__What is required__. Using the data below, determine the number of lines that include the string "RANKED". Write only that number.

===== Dataset records

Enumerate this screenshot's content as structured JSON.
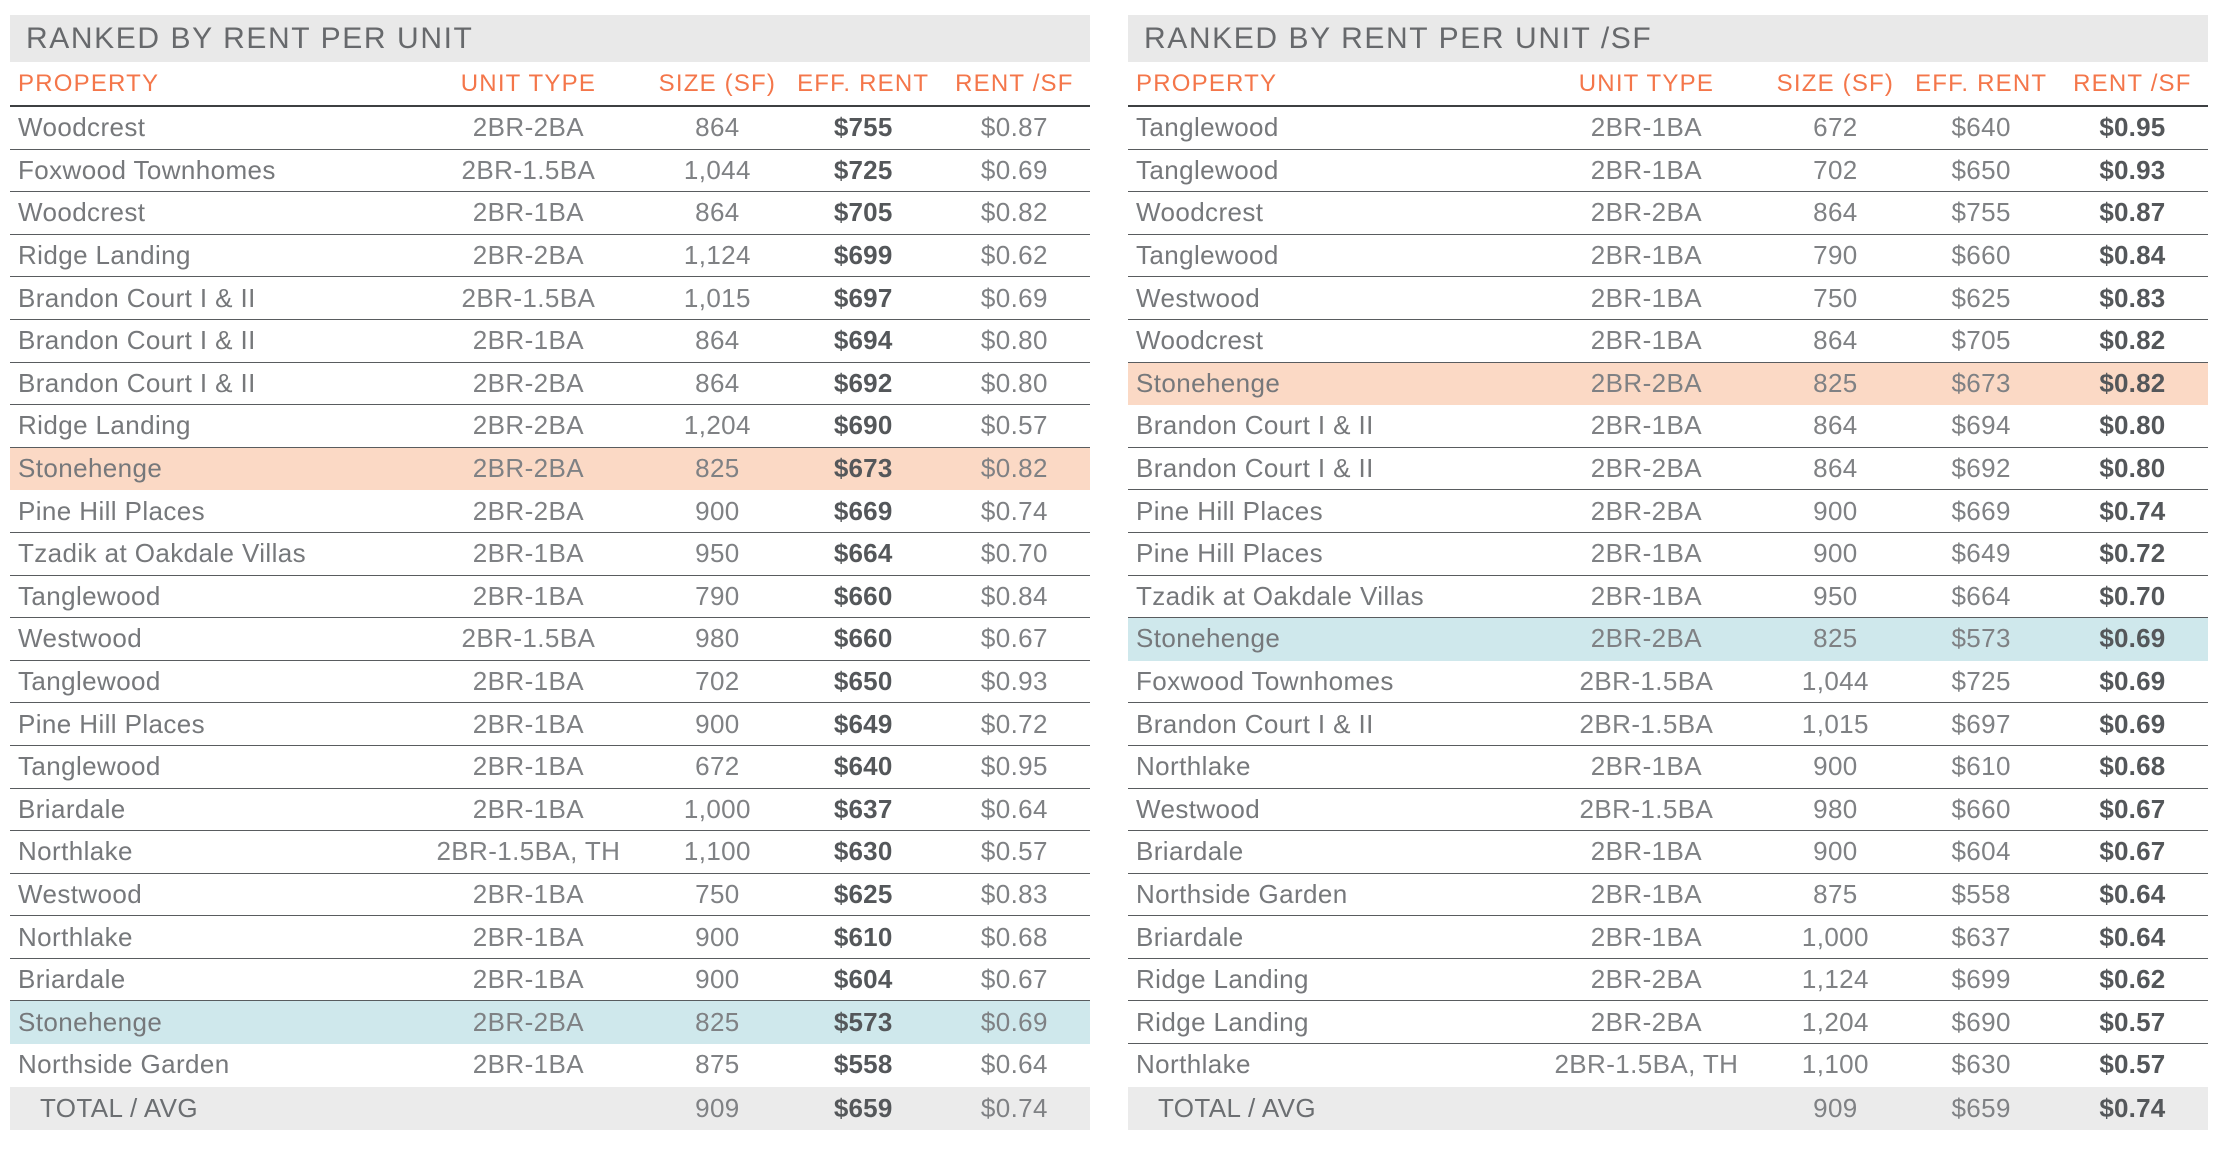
{
  "colors": {
    "accent_orange": "#F4764A",
    "highlight_salmon": "#FBD9C5",
    "highlight_blue": "#CFE8EC",
    "title_bar_bg": "#E9E9E9",
    "total_row_bg": "#EBEBEB"
  },
  "tables": [
    {
      "title": "RANKED BY RENT PER UNIT",
      "bold_column": "eff_rent",
      "columns": [
        "PROPERTY",
        "UNIT TYPE",
        "SIZE (SF)",
        "EFF. RENT",
        "RENT /SF"
      ],
      "rows": [
        {
          "property": "Woodcrest",
          "unit_type": "2BR-2BA",
          "size": "864",
          "eff_rent": "$755",
          "rent_sf": "$0.87",
          "highlight": ""
        },
        {
          "property": "Foxwood Townhomes",
          "unit_type": "2BR-1.5BA",
          "size": "1,044",
          "eff_rent": "$725",
          "rent_sf": "$0.69",
          "highlight": ""
        },
        {
          "property": "Woodcrest",
          "unit_type": "2BR-1BA",
          "size": "864",
          "eff_rent": "$705",
          "rent_sf": "$0.82",
          "highlight": ""
        },
        {
          "property": "Ridge Landing",
          "unit_type": "2BR-2BA",
          "size": "1,124",
          "eff_rent": "$699",
          "rent_sf": "$0.62",
          "highlight": ""
        },
        {
          "property": "Brandon Court I & II",
          "unit_type": "2BR-1.5BA",
          "size": "1,015",
          "eff_rent": "$697",
          "rent_sf": "$0.69",
          "highlight": ""
        },
        {
          "property": "Brandon Court I & II",
          "unit_type": "2BR-1BA",
          "size": "864",
          "eff_rent": "$694",
          "rent_sf": "$0.80",
          "highlight": ""
        },
        {
          "property": "Brandon Court I & II",
          "unit_type": "2BR-2BA",
          "size": "864",
          "eff_rent": "$692",
          "rent_sf": "$0.80",
          "highlight": ""
        },
        {
          "property": "Ridge Landing",
          "unit_type": "2BR-2BA",
          "size": "1,204",
          "eff_rent": "$690",
          "rent_sf": "$0.57",
          "highlight": ""
        },
        {
          "property": "Stonehenge",
          "unit_type": "2BR-2BA",
          "size": "825",
          "eff_rent": "$673",
          "rent_sf": "$0.82",
          "highlight": "salmon"
        },
        {
          "property": "Pine Hill Places",
          "unit_type": "2BR-2BA",
          "size": "900",
          "eff_rent": "$669",
          "rent_sf": "$0.74",
          "highlight": ""
        },
        {
          "property": "Tzadik at Oakdale Villas",
          "unit_type": "2BR-1BA",
          "size": "950",
          "eff_rent": "$664",
          "rent_sf": "$0.70",
          "highlight": ""
        },
        {
          "property": "Tanglewood",
          "unit_type": "2BR-1BA",
          "size": "790",
          "eff_rent": "$660",
          "rent_sf": "$0.84",
          "highlight": ""
        },
        {
          "property": "Westwood",
          "unit_type": "2BR-1.5BA",
          "size": "980",
          "eff_rent": "$660",
          "rent_sf": "$0.67",
          "highlight": ""
        },
        {
          "property": "Tanglewood",
          "unit_type": "2BR-1BA",
          "size": "702",
          "eff_rent": "$650",
          "rent_sf": "$0.93",
          "highlight": ""
        },
        {
          "property": "Pine Hill Places",
          "unit_type": "2BR-1BA",
          "size": "900",
          "eff_rent": "$649",
          "rent_sf": "$0.72",
          "highlight": ""
        },
        {
          "property": "Tanglewood",
          "unit_type": "2BR-1BA",
          "size": "672",
          "eff_rent": "$640",
          "rent_sf": "$0.95",
          "highlight": ""
        },
        {
          "property": "Briardale",
          "unit_type": "2BR-1BA",
          "size": "1,000",
          "eff_rent": "$637",
          "rent_sf": "$0.64",
          "highlight": ""
        },
        {
          "property": "Northlake",
          "unit_type": "2BR-1.5BA, TH",
          "size": "1,100",
          "eff_rent": "$630",
          "rent_sf": "$0.57",
          "highlight": ""
        },
        {
          "property": "Westwood",
          "unit_type": "2BR-1BA",
          "size": "750",
          "eff_rent": "$625",
          "rent_sf": "$0.83",
          "highlight": ""
        },
        {
          "property": "Northlake",
          "unit_type": "2BR-1BA",
          "size": "900",
          "eff_rent": "$610",
          "rent_sf": "$0.68",
          "highlight": ""
        },
        {
          "property": "Briardale",
          "unit_type": "2BR-1BA",
          "size": "900",
          "eff_rent": "$604",
          "rent_sf": "$0.67",
          "highlight": ""
        },
        {
          "property": "Stonehenge",
          "unit_type": "2BR-2BA",
          "size": "825",
          "eff_rent": "$573",
          "rent_sf": "$0.69",
          "highlight": "blue"
        },
        {
          "property": "Northside Garden",
          "unit_type": "2BR-1BA",
          "size": "875",
          "eff_rent": "$558",
          "rent_sf": "$0.64",
          "highlight": ""
        }
      ],
      "total": {
        "label": "TOTAL / AVG",
        "unit_type": "",
        "size": "909",
        "eff_rent": "$659",
        "rent_sf": "$0.74"
      }
    },
    {
      "title": "RANKED BY RENT PER UNIT /SF",
      "bold_column": "rent_sf",
      "columns": [
        "PROPERTY",
        "UNIT TYPE",
        "SIZE (SF)",
        "EFF. RENT",
        "RENT /SF"
      ],
      "rows": [
        {
          "property": "Tanglewood",
          "unit_type": "2BR-1BA",
          "size": "672",
          "eff_rent": "$640",
          "rent_sf": "$0.95",
          "highlight": ""
        },
        {
          "property": "Tanglewood",
          "unit_type": "2BR-1BA",
          "size": "702",
          "eff_rent": "$650",
          "rent_sf": "$0.93",
          "highlight": ""
        },
        {
          "property": "Woodcrest",
          "unit_type": "2BR-2BA",
          "size": "864",
          "eff_rent": "$755",
          "rent_sf": "$0.87",
          "highlight": ""
        },
        {
          "property": "Tanglewood",
          "unit_type": "2BR-1BA",
          "size": "790",
          "eff_rent": "$660",
          "rent_sf": "$0.84",
          "highlight": ""
        },
        {
          "property": "Westwood",
          "unit_type": "2BR-1BA",
          "size": "750",
          "eff_rent": "$625",
          "rent_sf": "$0.83",
          "highlight": ""
        },
        {
          "property": "Woodcrest",
          "unit_type": "2BR-1BA",
          "size": "864",
          "eff_rent": "$705",
          "rent_sf": "$0.82",
          "highlight": ""
        },
        {
          "property": "Stonehenge",
          "unit_type": "2BR-2BA",
          "size": "825",
          "eff_rent": "$673",
          "rent_sf": "$0.82",
          "highlight": "salmon"
        },
        {
          "property": "Brandon Court I & II",
          "unit_type": "2BR-1BA",
          "size": "864",
          "eff_rent": "$694",
          "rent_sf": "$0.80",
          "highlight": ""
        },
        {
          "property": "Brandon Court I & II",
          "unit_type": "2BR-2BA",
          "size": "864",
          "eff_rent": "$692",
          "rent_sf": "$0.80",
          "highlight": ""
        },
        {
          "property": "Pine Hill Places",
          "unit_type": "2BR-2BA",
          "size": "900",
          "eff_rent": "$669",
          "rent_sf": "$0.74",
          "highlight": ""
        },
        {
          "property": "Pine Hill Places",
          "unit_type": "2BR-1BA",
          "size": "900",
          "eff_rent": "$649",
          "rent_sf": "$0.72",
          "highlight": ""
        },
        {
          "property": "Tzadik at Oakdale Villas",
          "unit_type": "2BR-1BA",
          "size": "950",
          "eff_rent": "$664",
          "rent_sf": "$0.70",
          "highlight": ""
        },
        {
          "property": "Stonehenge",
          "unit_type": "2BR-2BA",
          "size": "825",
          "eff_rent": "$573",
          "rent_sf": "$0.69",
          "highlight": "blue"
        },
        {
          "property": "Foxwood Townhomes",
          "unit_type": "2BR-1.5BA",
          "size": "1,044",
          "eff_rent": "$725",
          "rent_sf": "$0.69",
          "highlight": ""
        },
        {
          "property": "Brandon Court I & II",
          "unit_type": "2BR-1.5BA",
          "size": "1,015",
          "eff_rent": "$697",
          "rent_sf": "$0.69",
          "highlight": ""
        },
        {
          "property": "Northlake",
          "unit_type": "2BR-1BA",
          "size": "900",
          "eff_rent": "$610",
          "rent_sf": "$0.68",
          "highlight": ""
        },
        {
          "property": "Westwood",
          "unit_type": "2BR-1.5BA",
          "size": "980",
          "eff_rent": "$660",
          "rent_sf": "$0.67",
          "highlight": ""
        },
        {
          "property": "Briardale",
          "unit_type": "2BR-1BA",
          "size": "900",
          "eff_rent": "$604",
          "rent_sf": "$0.67",
          "highlight": ""
        },
        {
          "property": "Northside Garden",
          "unit_type": "2BR-1BA",
          "size": "875",
          "eff_rent": "$558",
          "rent_sf": "$0.64",
          "highlight": ""
        },
        {
          "property": "Briardale",
          "unit_type": "2BR-1BA",
          "size": "1,000",
          "eff_rent": "$637",
          "rent_sf": "$0.64",
          "highlight": ""
        },
        {
          "property": "Ridge Landing",
          "unit_type": "2BR-2BA",
          "size": "1,124",
          "eff_rent": "$699",
          "rent_sf": "$0.62",
          "highlight": ""
        },
        {
          "property": "Ridge Landing",
          "unit_type": "2BR-2BA",
          "size": "1,204",
          "eff_rent": "$690",
          "rent_sf": "$0.57",
          "highlight": ""
        },
        {
          "property": "Northlake",
          "unit_type": "2BR-1.5BA, TH",
          "size": "1,100",
          "eff_rent": "$630",
          "rent_sf": "$0.57",
          "highlight": ""
        }
      ],
      "total": {
        "label": "TOTAL / AVG",
        "unit_type": "",
        "size": "909",
        "eff_rent": "$659",
        "rent_sf": "$0.74"
      }
    }
  ]
}
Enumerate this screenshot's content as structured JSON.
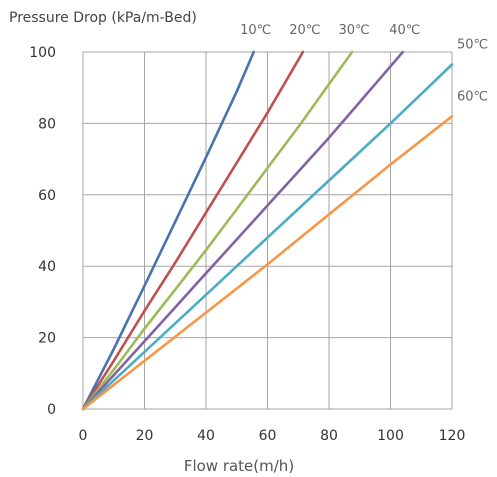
{
  "chart_data": {
    "type": "line",
    "title": "",
    "xlabel": "Flow rate(m/h)",
    "ylabel": "Pressure Drop (kPa/m-Bed)",
    "xlim": [
      0,
      120
    ],
    "ylim": [
      0,
      100
    ],
    "x_ticks": [
      0,
      20,
      40,
      60,
      80,
      100,
      120
    ],
    "y_ticks": [
      0,
      20,
      40,
      60,
      80,
      100
    ],
    "grid": true,
    "series": [
      {
        "name": "10℃",
        "color": "#4a72b0",
        "x": [
          0,
          10,
          20,
          30,
          40,
          50,
          55.5
        ],
        "y": [
          0,
          16.8,
          34.5,
          52.5,
          70.5,
          89,
          100
        ]
      },
      {
        "name": "20℃",
        "color": "#c0504d",
        "x": [
          0,
          10,
          20,
          30,
          40,
          50,
          60,
          71.5
        ],
        "y": [
          0,
          13.5,
          27.5,
          41,
          55,
          69,
          83,
          100
        ]
      },
      {
        "name": "30℃",
        "color": "#9bbb59",
        "x": [
          0,
          10,
          20,
          30,
          40,
          50,
          60,
          70,
          80,
          87.5
        ],
        "y": [
          0,
          11,
          22.5,
          33.5,
          44.5,
          56,
          67.5,
          79,
          91,
          100
        ]
      },
      {
        "name": "40℃",
        "color": "#8064a2",
        "x": [
          0,
          10,
          20,
          30,
          40,
          50,
          60,
          70,
          80,
          90,
          104
        ],
        "y": [
          0,
          9.5,
          19,
          28.5,
          38,
          47.5,
          57,
          66.5,
          76,
          86,
          100
        ]
      },
      {
        "name": "50℃",
        "color": "#4bacc6",
        "x": [
          0,
          20,
          40,
          60,
          80,
          100,
          120
        ],
        "y": [
          0,
          16,
          32,
          48,
          64,
          80,
          96.5
        ]
      },
      {
        "name": "60℃",
        "color": "#f79646",
        "x": [
          0,
          20,
          40,
          60,
          80,
          100,
          120
        ],
        "y": [
          0,
          13.5,
          27,
          40.5,
          54.5,
          68.5,
          82
        ]
      }
    ]
  }
}
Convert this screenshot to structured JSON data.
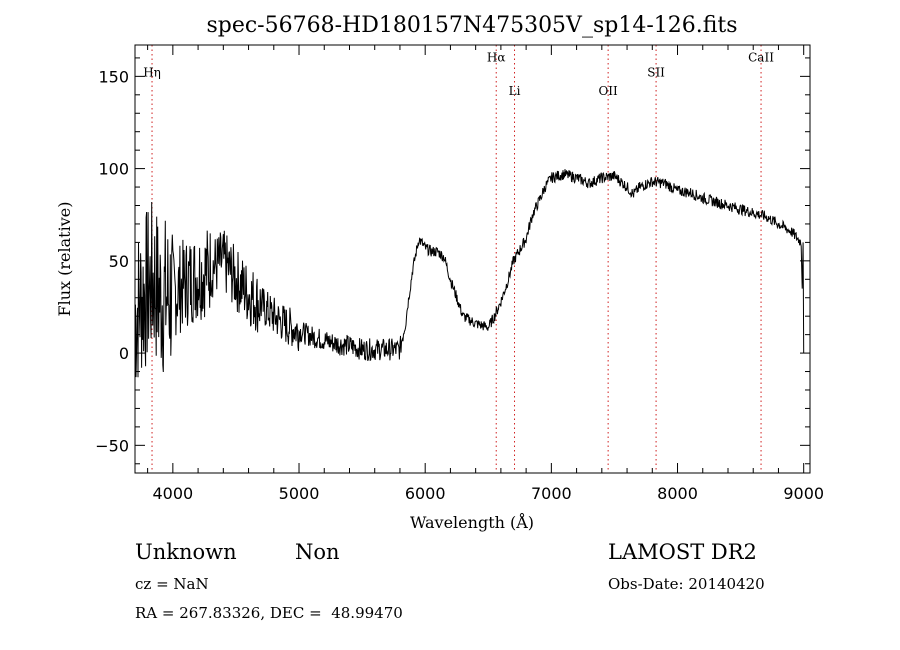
{
  "chart_data": {
    "type": "line",
    "title": "spec-56768-HD180157N475305V_sp14-126.fits",
    "xlabel": "Wavelength (Å)",
    "ylabel": "Flux (relative)",
    "xlim": [
      3700,
      9050
    ],
    "ylim": [
      -65,
      167
    ],
    "x_ticks": [
      4000,
      5000,
      6000,
      7000,
      8000,
      9000
    ],
    "y_ticks": [
      -50,
      0,
      50,
      100,
      150
    ],
    "x_tick_labels": [
      "4000",
      "5000",
      "6000",
      "7000",
      "8000",
      "9000"
    ],
    "y_tick_labels": [
      "−50",
      "0",
      "50",
      "100",
      "150"
    ],
    "line_markers": [
      {
        "label": "Hη",
        "x": 3835,
        "label_y": 150
      },
      {
        "label": "Hα",
        "x": 6563,
        "label_y": 158
      },
      {
        "label": "Li",
        "x": 6708,
        "label_y": 140
      },
      {
        "label": "OII",
        "x": 7450,
        "label_y": 140
      },
      {
        "label": "SII",
        "x": 7830,
        "label_y": 150
      },
      {
        "label": "CaII",
        "x": 8662,
        "label_y": 158
      }
    ],
    "series": [
      {
        "values_anchor": [
          [
            3700,
            20
          ],
          [
            3750,
            30
          ],
          [
            3800,
            35
          ],
          [
            3850,
            40
          ],
          [
            3900,
            30
          ],
          [
            4000,
            32
          ],
          [
            4100,
            38
          ],
          [
            4200,
            42
          ],
          [
            4300,
            46
          ],
          [
            4400,
            50
          ],
          [
            4500,
            40
          ],
          [
            4600,
            32
          ],
          [
            4700,
            26
          ],
          [
            4800,
            20
          ],
          [
            4900,
            15
          ],
          [
            5000,
            12
          ],
          [
            5100,
            9
          ],
          [
            5200,
            7
          ],
          [
            5300,
            5
          ],
          [
            5400,
            4
          ],
          [
            5500,
            2
          ],
          [
            5600,
            2
          ],
          [
            5700,
            2
          ],
          [
            5800,
            2
          ],
          [
            5850,
            20
          ],
          [
            5900,
            45
          ],
          [
            5950,
            62
          ],
          [
            6000,
            57
          ],
          [
            6050,
            55
          ],
          [
            6100,
            55
          ],
          [
            6150,
            52
          ],
          [
            6200,
            40
          ],
          [
            6250,
            30
          ],
          [
            6300,
            20
          ],
          [
            6400,
            16
          ],
          [
            6450,
            15
          ],
          [
            6500,
            14
          ],
          [
            6550,
            20
          ],
          [
            6600,
            28
          ],
          [
            6650,
            38
          ],
          [
            6700,
            50
          ],
          [
            6800,
            62
          ],
          [
            6850,
            75
          ],
          [
            6900,
            82
          ],
          [
            6950,
            90
          ],
          [
            7000,
            95
          ],
          [
            7100,
            97
          ],
          [
            7200,
            95
          ],
          [
            7300,
            92
          ],
          [
            7400,
            95
          ],
          [
            7500,
            96
          ],
          [
            7600,
            90
          ],
          [
            7650,
            86
          ],
          [
            7700,
            90
          ],
          [
            7800,
            93
          ],
          [
            7900,
            92
          ],
          [
            8000,
            88
          ],
          [
            8100,
            87
          ],
          [
            8200,
            84
          ],
          [
            8300,
            82
          ],
          [
            8400,
            80
          ],
          [
            8500,
            78
          ],
          [
            8600,
            76
          ],
          [
            8700,
            74
          ],
          [
            8800,
            70
          ],
          [
            8900,
            66
          ],
          [
            8980,
            60
          ],
          [
            9000,
            0
          ]
        ]
      }
    ]
  },
  "footer": {
    "object_class": "Unknown",
    "subclass": "Non",
    "survey": "LAMOST DR2",
    "cz": "cz = NaN",
    "obs_date": "Obs-Date: 20140420",
    "coords": "RA = 267.83326, DEC =  48.99470"
  }
}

==========

__Exercise output__. 2